**Problem to solve:**
In your copy, leave out the pictures and repeat the entries below exactly.
- - - - - - -
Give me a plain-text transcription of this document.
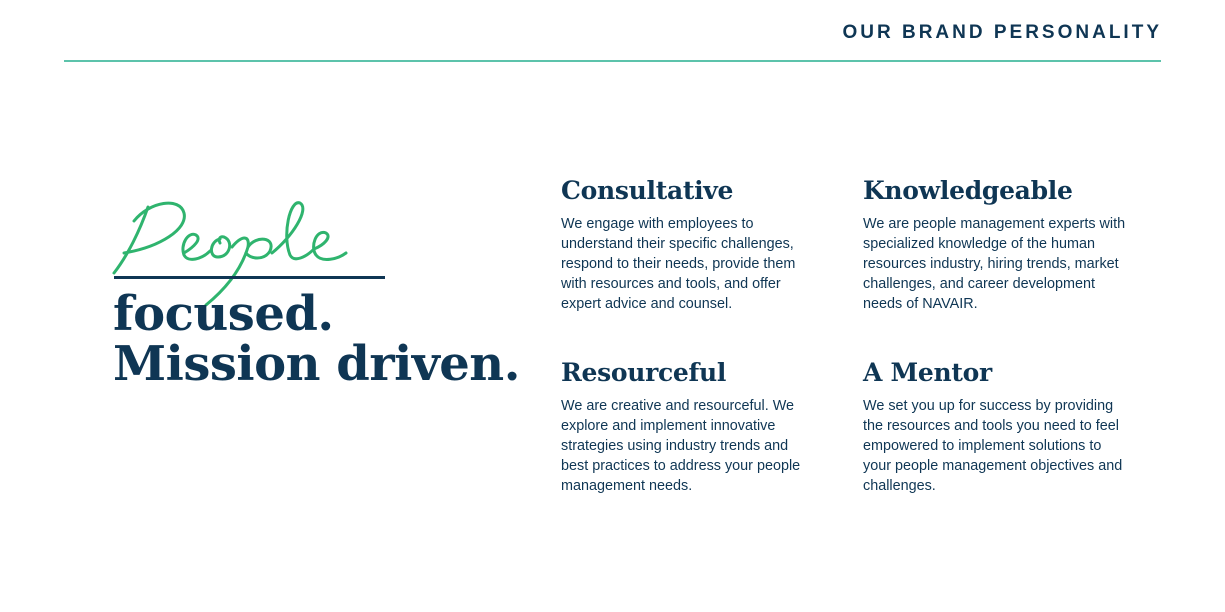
OUR BRAND PERSONALITY
focused.
Mission driven.
Consultative

We engage with employees to understand their specific challenges, respond to their needs, provide them with resources and tools, and offer expert advice and counsel.

Knowledgeable

We are people management experts with specialized knowledge of the human resources industry, hiring trends, market challenges, and career development needs of NAVAIR.

Resourceful

We are creative and resourceful. We explore and implement innovative strategies using industry trends and best practices to address your people management needs.

A Mentor

We set you up for success by providing the resources and tools you need to feel empowered to implement solutions to your people management objectives and challenges.
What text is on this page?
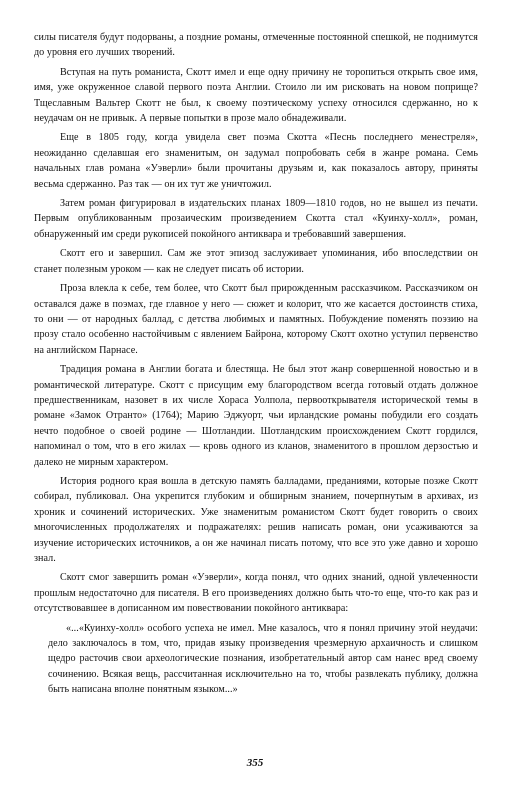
силы писателя будут подорваны, а поздние романы, отмеченные постоянной спешкой, не поднимутся до уровня его лучших творений.

Вступая на путь романиста, Скотт имел и еще одну причину не торопиться открыть свое имя, имя, уже окруженное славой первого поэта Англии. Стоило ли им рисковать на новом поприще? Тщеславным Вальтер Скотт не был, к своему поэтическому успеху относился сдержанно, но к неудачам он не привык. А первые попытки в прозе мало обнадеживали.

Еще в 1805 году, когда увидела свет поэма Скотта «Песнь последнего менестреля», неожиданно сделавшая его знаменитым, он задумал попробовать себя в жанре романа. Семь начальных глав романа «Уэверли» были прочитаны друзьям и, как показалось автору, приняты весьма сдержанно. Раз так — он их тут же уничтожил.

Затем роман фигурировал в издательских планах 1809—1810 годов, но не вышел из печати. Первым опубликованным прозаическим произведением Скотта стал «Куинху-холл», роман, обнаруженный им среди рукописей покойного антиквара и требовавший завершения.

Скотт его и завершил. Сам же этот эпизод заслуживает упоминания, ибо впоследствии он станет полезным уроком — как не следует писать об истории.

Проза влекла к себе, тем более, что Скотт был прирожденным рассказчиком. Рассказчиком он оставался даже в поэмах, где главное у него — сюжет и колорит, что же касается достоинств стиха, то они — от народных баллад, с детства любимых и памятных. Побуждение поменять поэзию на прозу стало особенно настойчивым с явлением Байрона, которому Скотт охотно уступил первенство на английском Парнасе.

Традиция романа в Англии богата и блестяща. Не был этот жанр совершенной новостью и в романтической литературе. Скотт с присущим ему благородством всегда готовый отдать должное предшественникам, назовет в их числе Хораса Уолпола, первооткрывателя исторической темы в романе «Замок Отранто» (1764); Марию Эджуорт, чьи ирландские романы побудили его создать нечто подобное о своей родине — Шотландии. Шотландским происхождением Скотт гордился, напоминал о том, что в его жилах — кровь одного из кланов, знаменитого в прошлом дерзостью и далеко не мирным характером.

История родного края вошла в детскую память балладами, преданиями, которые позже Скотт собирал, публиковал. Она укрепится глубоким и обширным знанием, почерпнутым в архивах, из хроник и сочинений исторических. Уже знаменитым романистом Скотт будет говорить о своих многочисленных продолжателях и подражателях: решив написать роман, они усаживаются за изучение исторических источников, а он же начинал писать потому, что все это уже давно и хорошо знал.

Скотт смог завершить роман «Уэверли», когда понял, что одних знаний, одной увлеченности прошлым недостаточно для писателя. В его произведениях должно быть что-то еще, что-то как раз и отсутствовавшее в дописанном им повествовании покойного антиквара:

«...«Куинху-холл» особого успеха не имел. Мне казалось, что я понял причину этой неудачи: дело заключалось в том, что, придав языку произведения чрезмерную архаичность и слишком щедро расточив свои археологические познания, изобретательный автор сам нанес вред своему сочинению. Всякая вещь, рассчитанная исключительно на то, чтобы развлекать публику, должна быть написана вполне понятным языком...»

355
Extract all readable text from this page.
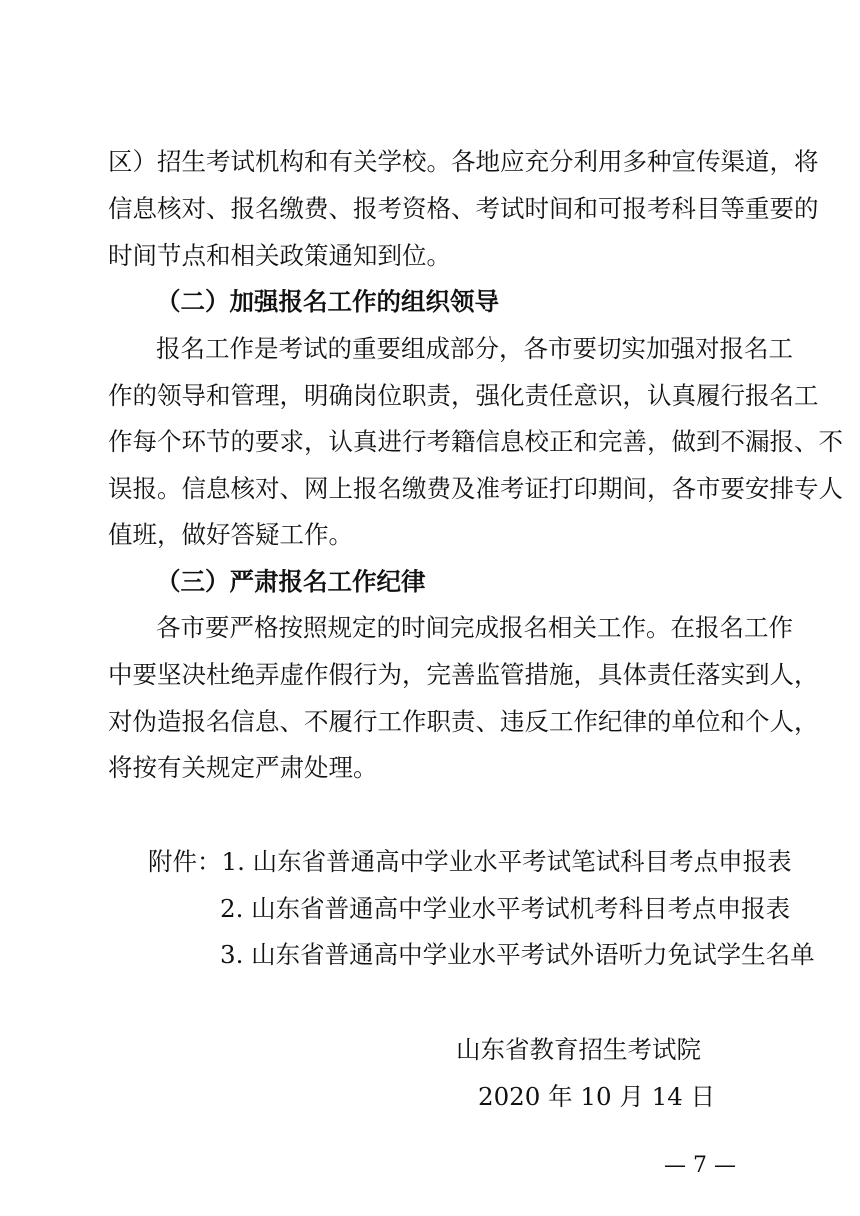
区）招生考试机构和有关学校。各地应充分利用多种宣传渠道，将
信息核对、报名缴费、报考资格、考试时间和可报考科目等重要的
时间节点和相关政策通知到位。
（二）加强报名工作的组织领导
报名工作是考试的重要组成部分，各市要切实加强对报名工
作的领导和管理，明确岗位职责，强化责任意识，认真履行报名工
作每个环节的要求，认真进行考籍信息校正和完善，做到不漏报、不
误报。信息核对、网上报名缴费及准考证打印期间，各市要安排专人
值班，做好答疑工作。
（三）严肃报名工作纪律
各市要严格按照规定的时间完成报名相关工作。在报名工作
中要坚决杜绝弄虚作假行为，完善监管措施，具体责任落实到人，
对伪造报名信息、不履行工作职责、违反工作纪律的单位和个人，
将按有关规定严肃处理。
附件：1. 山东省普通高中学业水平考试笔试科目考点申报表
2. 山东省普通高中学业水平考试机考科目考点申报表
3. 山东省普通高中学业水平考试外语听力免试学生名单
山东省教育招生考试院
2020 年 10 月 14 日
— 7 —
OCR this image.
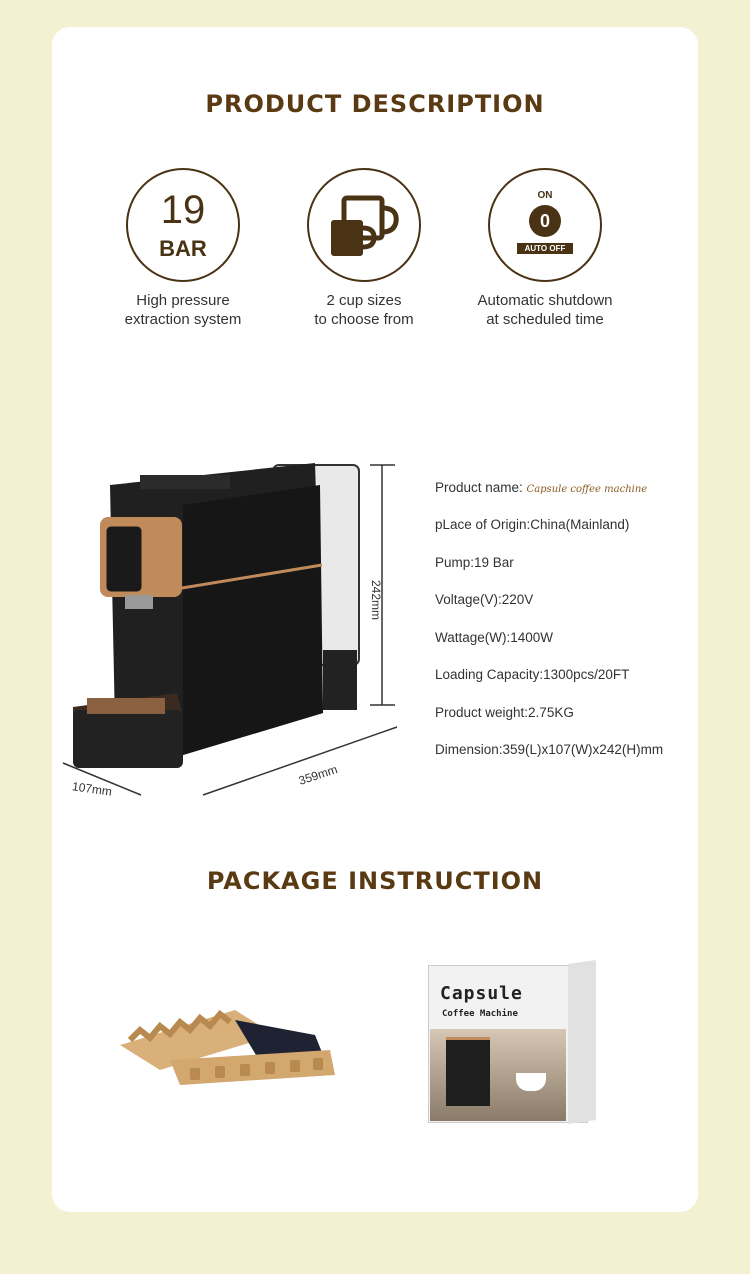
PRODUCT DESCRIPTION
19
BAR
High pressure
extraction system
2 cup sizes
to choose from
ON
0
AUTO OFF
Automatic shutdown
at scheduled time
242mm
359mm
107mm
Product name: Capsule coffee machine
pLace of Origin:China(Mainland)
Pump:19 Bar
Voltage(V):220V
Wattage(W):1400W
Loading Capacity:1300pcs/20FT
Product weight:2.75KG
Dimension:359(L)x107(W)x242(H)mm
PACKAGE INSTRUCTION
Capsule
Coffee Machine
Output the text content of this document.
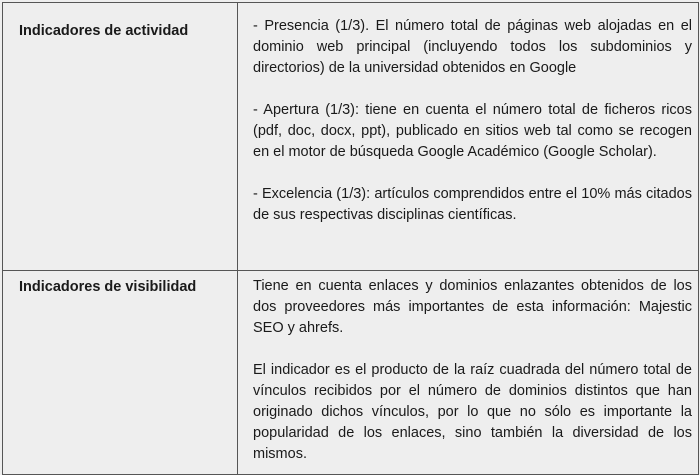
Indicadores de actividad	- Presencia (1/3). El número total de páginas web alojadas en el dominio web principal (incluyendo todos los subdominios y directorios) de la universidad obtenidos en Google

- Apertura (1/3): tiene en cuenta el número total de ficheros ricos (pdf, doc, docx, ppt), publicado en sitios web tal como se recogen en el motor de búsqueda Google Académico (Google Scholar).

- Excelencia (1/3): artículos comprendidos entre el 10% más citados de sus respectivas disciplinas científicas.

Indicadores de visibilidad	Tiene en cuenta enlaces y dominios enlazantes obtenidos de los dos proveedores más importantes de esta información: Majestic SEO y ahrefs.

El indicador es el producto de la raíz cuadrada del número total de vínculos recibidos por el número de dominios distintos que han originado dichos vínculos, por lo que no sólo es importante la popularidad de los enlaces, sino también la diversidad de los mismos.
- - - - - - -
**Right answer:**
Give me a plain-text transcription of this document.
OUR BRAND PERSONALITY
focused.
Mission driven.
Consultative

We engage with employees to understand their specific challenges, respond to their needs, provide them with resources and tools, and offer expert advice and counsel.

Knowledgeable

We are people management experts with specialized knowledge of the human resources industry, hiring trends, market challenges, and career development needs of NAVAIR.

Resourceful

We are creative and resourceful. We explore and implement innovative strategies using industry trends and best practices to address your people management needs.

A Mentor

We set you up for success by providing the resources and tools you need to feel empowered to implement solutions to your people management objectives and challenges.
What text is on this page?
силы писателя будут подорваны, а поздние романы, отмеченные постоянной спешкой, не поднимутся до уровня его лучших творений.

Вступая на путь романиста, Скотт имел и еще одну причину не торопиться открыть свое имя, имя, уже окруженное славой первого поэта Англии. Стоило ли им рисковать на новом поприще? Тщеславным Вальтер Скотт не был, к своему поэтическому успеху относился сдержанно, но к неудачам он не привык. А первые попытки в прозе мало обнадеживали.

Еще в 1805 году, когда увидела свет поэма Скотта «Песнь последнего менестреля», неожиданно сделавшая его знаменитым, он задумал попробовать себя в жанре романа. Семь начальных глав романа «Уэверли» были прочитаны друзьям и, как показалось автору, приняты весьма сдержанно. Раз так — он их тут же уничтожил.

Затем роман фигурировал в издательских планах 1809—1810 годов, но не вышел из печати. Первым опубликованным прозаическим произведением Скотта стал «Куинху-холл», роман, обнаруженный им среди рукописей покойного антиквара и требовавший завершения.

Скотт его и завершил. Сам же этот эпизод заслуживает упоминания, ибо впоследствии он станет полезным уроком — как не следует писать об истории.

Проза влекла к себе, тем более, что Скотт был прирожденным рассказчиком. Рассказчиком он оставался даже в поэмах, где главное у него — сюжет и колорит, что же касается достоинств стиха, то они — от народных баллад, с детства любимых и памятных. Побуждение поменять поэзию на прозу стало особенно настойчивым с явлением Байрона, которому Скотт охотно уступил первенство на английском Парнасе.

Традиция романа в Англии богата и блестяща. Не был этот жанр совершенной новостью и в романтической литературе. Скотт с присущим ему благородством всегда готовый отдать должное предшественникам, назовет в их числе Хораса Уолпола, первооткрывателя исторической темы в романе «Замок Отранто» (1764); Марию Эджуорт, чьи ирландские романы побудили его создать нечто подобное о своей родине — Шотландии. Шотландским происхождением Скотт гордился, напоминал о том, что в его жилах — кровь одного из кланов, знаменитого в прошлом дерзостью и далеко не мирным характером.

История родного края вошла в детскую память балладами, преданиями, которые позже Скотт собирал, публиковал. Она укрепится глубоким и обширным знанием, почерпнутым в архивах, из хроник и сочинений исторических. Уже знаменитым романистом Скотт будет говорить о своих многочисленных продолжателях и подражателях: решив написать роман, они усаживаются за изучение исторических источников, а он же начинал писать потому, что все это уже давно и хорошо знал.

Скотт смог завершить роман «Уэверли», когда понял, что одних знаний, одной увлеченности прошлым недостаточно для писателя. В его произведениях должно быть что-то еще, что-то как раз и отсутствовавшее в дописанном им повествовании покойного антиквара:

«...«Куинху-холл» особого успеха не имел. Мне казалось, что я понял причину этой неудачи: дело заключалось в том, что, придав языку произведения чрезмерную архаичность и слишком щедро расточив свои археологические познания, изобретательный автор сам нанес вред своему сочинению. Всякая вещь, рассчитанная исключительно на то, чтобы развлекать публику, должна быть написана вполне понятным языком...»

355
Extract all readable text from this page.
区）招生考试机构和有关学校。各地应充分利用多种宣传渠道，将
信息核对、报名缴费、报考资格、考试时间和可报考科目等重要的
时间节点和相关政策通知到位。
（二）加强报名工作的组织领导
报名工作是考试的重要组成部分，各市要切实加强对报名工
作的领导和管理，明确岗位职责，强化责任意识，认真履行报名工
作每个环节的要求，认真进行考籍信息校正和完善，做到不漏报、不
误报。信息核对、网上报名缴费及准考证打印期间，各市要安排专人
值班，做好答疑工作。
（三）严肃报名工作纪律
各市要严格按照规定的时间完成报名相关工作。在报名工作
中要坚决杜绝弄虚作假行为，完善监管措施，具体责任落实到人，
对伪造报名信息、不履行工作职责、违反工作纪律的单位和个人，
将按有关规定严肃处理。
附件：1. 山东省普通高中学业水平考试笔试科目考点申报表
2. 山东省普通高中学业水平考试机考科目考点申报表
3. 山东省普通高中学业水平考试外语听力免试学生名单
山东省教育招生考试院
2020 年 10 月 14 日
— 7 —
OCR this image.
PRODUCT DESCRIPTION
19
BAR
High pressure
extraction system
2 cup sizes
to choose from
ON
0
AUTO OFF
Automatic shutdown
at scheduled time
242mm
359mm
107mm
Product name: Capsule coffee machine
pLace of Origin:China(Mainland)
Pump:19 Bar
Voltage(V):220V
Wattage(W):1400W
Loading Capacity:1300pcs/20FT
Product weight:2.75KG
Dimension:359(L)x107(W)x242(H)mm
PACKAGE INSTRUCTION
Capsule
Coffee Machine
Output the text content of this document.
Indicadores de actividad	- Presencia (1/3). El número total de páginas web alojadas en el dominio web principal (incluyendo todos los subdominios y directorios) de la universidad obtenidos en Google

- Apertura (1/3): tiene en cuenta el número total de ficheros ricos (pdf, doc, docx, ppt), publicado en sitios web tal como se recogen en el motor de búsqueda Google Académico (Google Scholar).

- Excelencia (1/3): artículos comprendidos entre el 10% más citados de sus respectivas disciplinas científicas.

Indicadores de visibilidad	Tiene en cuenta enlaces y dominios enlazantes obtenidos de los dos proveedores más importantes de esta información: Majestic SEO y ahrefs.

El indicador es el producto de la raíz cuadrada del número total de vínculos recibidos por el número de dominios distintos que han originado dichos vínculos, por lo que no sólo es importante la popularidad de los enlaces, sino también la diversidad de los mismos.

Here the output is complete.